*Task objective*
Please write out each line of the rows below as a JSON list of strings, with one string per line and blank lines omitted.
───── Extracted material ─────
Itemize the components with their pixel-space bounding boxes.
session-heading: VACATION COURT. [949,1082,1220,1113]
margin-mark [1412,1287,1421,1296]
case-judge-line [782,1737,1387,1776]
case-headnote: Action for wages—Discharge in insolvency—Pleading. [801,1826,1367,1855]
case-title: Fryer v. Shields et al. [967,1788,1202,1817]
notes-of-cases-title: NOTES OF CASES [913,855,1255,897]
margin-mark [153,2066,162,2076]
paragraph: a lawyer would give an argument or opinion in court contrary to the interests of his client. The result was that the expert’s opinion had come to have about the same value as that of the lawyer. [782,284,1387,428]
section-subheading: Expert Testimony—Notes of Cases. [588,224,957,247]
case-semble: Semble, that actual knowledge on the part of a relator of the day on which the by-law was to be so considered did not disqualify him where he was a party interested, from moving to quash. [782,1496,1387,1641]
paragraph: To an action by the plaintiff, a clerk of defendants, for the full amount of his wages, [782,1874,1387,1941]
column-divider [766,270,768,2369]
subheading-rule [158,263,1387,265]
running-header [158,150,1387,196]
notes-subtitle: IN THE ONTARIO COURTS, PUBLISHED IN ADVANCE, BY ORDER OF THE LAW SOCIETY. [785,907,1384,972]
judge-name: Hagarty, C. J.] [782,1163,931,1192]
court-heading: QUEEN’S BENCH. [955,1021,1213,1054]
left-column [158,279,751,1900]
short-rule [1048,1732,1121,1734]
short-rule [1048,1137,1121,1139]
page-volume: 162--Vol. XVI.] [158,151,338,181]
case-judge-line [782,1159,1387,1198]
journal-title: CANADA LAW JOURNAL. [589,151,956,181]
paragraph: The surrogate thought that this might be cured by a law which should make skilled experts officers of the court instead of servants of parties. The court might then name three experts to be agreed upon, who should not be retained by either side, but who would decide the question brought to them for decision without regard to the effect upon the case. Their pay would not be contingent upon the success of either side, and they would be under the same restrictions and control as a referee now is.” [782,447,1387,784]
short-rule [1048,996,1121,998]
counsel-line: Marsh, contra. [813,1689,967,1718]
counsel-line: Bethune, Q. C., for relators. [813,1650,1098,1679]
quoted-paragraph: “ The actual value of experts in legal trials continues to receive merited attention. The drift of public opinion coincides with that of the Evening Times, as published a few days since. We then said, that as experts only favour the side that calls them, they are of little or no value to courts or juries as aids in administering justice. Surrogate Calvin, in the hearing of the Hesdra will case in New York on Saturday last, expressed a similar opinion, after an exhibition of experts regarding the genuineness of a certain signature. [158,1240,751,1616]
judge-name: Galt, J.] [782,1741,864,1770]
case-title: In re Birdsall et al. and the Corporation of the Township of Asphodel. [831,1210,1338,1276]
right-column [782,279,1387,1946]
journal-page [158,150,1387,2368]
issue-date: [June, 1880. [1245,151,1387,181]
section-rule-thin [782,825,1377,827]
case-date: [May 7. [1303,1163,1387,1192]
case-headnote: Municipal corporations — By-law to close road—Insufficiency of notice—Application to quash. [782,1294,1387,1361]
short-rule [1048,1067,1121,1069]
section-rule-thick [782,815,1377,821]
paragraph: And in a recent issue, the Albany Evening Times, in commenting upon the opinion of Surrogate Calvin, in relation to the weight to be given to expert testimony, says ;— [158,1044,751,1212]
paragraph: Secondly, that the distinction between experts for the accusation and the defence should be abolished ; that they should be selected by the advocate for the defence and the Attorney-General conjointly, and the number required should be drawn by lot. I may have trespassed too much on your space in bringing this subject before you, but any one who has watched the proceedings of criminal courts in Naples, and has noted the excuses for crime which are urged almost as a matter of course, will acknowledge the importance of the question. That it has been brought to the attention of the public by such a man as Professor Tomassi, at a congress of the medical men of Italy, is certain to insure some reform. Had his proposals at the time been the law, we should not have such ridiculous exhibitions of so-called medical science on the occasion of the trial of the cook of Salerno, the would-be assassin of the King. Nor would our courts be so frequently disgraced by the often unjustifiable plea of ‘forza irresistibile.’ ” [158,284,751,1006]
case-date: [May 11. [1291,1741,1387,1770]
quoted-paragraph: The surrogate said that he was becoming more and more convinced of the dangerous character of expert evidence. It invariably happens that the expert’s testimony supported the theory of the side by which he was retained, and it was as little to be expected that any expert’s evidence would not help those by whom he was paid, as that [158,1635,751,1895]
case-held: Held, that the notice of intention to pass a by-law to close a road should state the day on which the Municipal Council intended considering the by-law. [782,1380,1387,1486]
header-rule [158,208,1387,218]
─────
*Solution to this problem*
[
  "Itemize the components with their pixel-space bounding boxes.",
  "session-heading: VACATION COURT. [949,1082,1220,1113]",
  "margin-mark [1412,1287,1421,1296]",
  "case-judge-line [782,1737,1387,1776]",
  "case-headnote: Action for wages—Discharge in insolvency—Pleading. [801,1826,1367,1855]",
  "case-title: Fryer v. Shields et al. [967,1788,1202,1817]",
  "notes-of-cases-title: NOTES OF CASES [913,855,1255,897]",
  "margin-mark [153,2066,162,2076]",
  "paragraph: a lawyer would give an argument or opinion in court contrary to the interests of his client. The result was that the expert’s opinion had come to have about the same value as that of the lawyer. [782,284,1387,428]",
  "section-subheading: Expert Testimony—Notes of Cases. [588,224,957,247]",
  "case-semble: Semble, that actual knowledge on the part of a relator of the day on which the by-law was to be so considered did not disqualify him where he was a party interested, from moving to quash. [782,1496,1387,1641]",
  "paragraph: To an action by the plaintiff, a clerk of defendants, for the full amount of his wages, [782,1874,1387,1941]",
  "column-divider [766,270,768,2369]",
  "subheading-rule [158,263,1387,265]",
  "running-header [158,150,1387,196]",
  "notes-subtitle: IN THE ONTARIO COURTS, PUBLISHED IN ADVANCE, BY ORDER OF THE LAW SOCIETY. [785,907,1384,972]",
  "judge-name: Hagarty, C. J.] [782,1163,931,1192]",
  "court-heading: QUEEN’S BENCH. [955,1021,1213,1054]",
  "left-column [158,279,751,1900]",
  "short-rule [1048,1732,1121,1734]",
  "short-rule [1048,1137,1121,1139]",
  "page-volume: 162--Vol. XVI.] [158,151,338,181]",
  "case-judge-line [782,1159,1387,1198]",
  "journal-title: CANADA LAW JOURNAL. [589,151,956,181]",
  "paragraph: The surrogate thought that this might be cured by a law which should make skilled experts officers of the court instead of servants of parties. The court might then name three experts to be agreed upon, who should not be retained by either side, but who would decide the question brought to them for decision without regard to the effect upon the case. Their pay would not be contingent upon the success of either side, and they would be under the same restrictions and control as a referee now is.” [782,447,1387,784]",
  "short-rule [1048,996,1121,998]",
  "counsel-line: Marsh, contra. [813,1689,967,1718]",
  "counsel-line: Bethune, Q. C., for relators. [813,1650,1098,1679]",
  "quoted-paragraph: “ The actual value of experts in legal trials continues to receive merited attention. The drift of public opinion coincides with that of the Evening Times, as published a few days since. We then said, that as experts only favour the side that calls them, they are of little or no value to courts or juries as aids in administering justice. Surrogate Calvin, in the hearing of the Hesdra will case in New York on Saturday last, expressed a similar opinion, after an exhibition of experts regarding the genuineness of a certain signature. [158,1240,751,1616]",
  "judge-name: Galt, J.] [782,1741,864,1770]",
  "case-title: In re Birdsall et al. and the Corporation of the Township of Asphodel. [831,1210,1338,1276]",
  "right-column [782,279,1387,1946]",
  "journal-page [158,150,1387,2368]",
  "issue-date: [June, 1880. [1245,151,1387,181]",
  "section-rule-thin [782,825,1377,827]",
  "case-date: [May 7. [1303,1163,1387,1192]",
  "case-headnote: Municipal corporations — By-law to close road—Insufficiency of notice—Application to quash. [782,1294,1387,1361]",
  "short-rule [1048,1067,1121,1069]",
  "section-rule-thick [782,815,1377,821]",
  "paragraph: And in a recent issue, the Albany Evening Times, in commenting upon the opinion of Surrogate Calvin, in relation to the weight to be given to expert testimony, says ;— [158,1044,751,1212]",
  "paragraph: Secondly, that the distinction between experts for the accusation and the defence should be abolished ; that they should be selected by the advocate for the defence and the Attorney-General conjointly, and the number required should be drawn by lot. I may have trespassed too much on your space in bringing this subject before you, but any one who has watched the proceedings of criminal courts in Naples, and has noted the excuses for crime which are urged almost as a matter of course, will acknowledge the importance of the question. That it has been brought to the attention of the public by such a man as Professor Tomassi, at a congress of the medical men of Italy, is certain to insure some reform. Had his proposals at the time been the law, we should not have such ridiculous exhibitions of so-called medical science on the occasion of the trial of the cook of Salerno, the would-be assassin of the King. Nor would our courts be so frequently disgraced by the often unjustifiable plea of ‘forza irresistibile.’ ” [158,284,751,1006]",
  "case-date: [May 11. [1291,1741,1387,1770]",
  "quoted-paragraph: The surrogate said that he was becoming more and more convinced of the dangerous character of expert evidence. It invariably happens that the expert’s testimony supported the theory of the side by which he was retained, and it was as little to be expected that any expert’s evidence would not help those by whom he was paid, as that [158,1635,751,1895]",
  "case-held: Held, that the notice of intention to pass a by-law to close a road should state the day on which the Municipal Council intended considering the by-law. [782,1380,1387,1486]",
  "header-rule [158,208,1387,218]"
]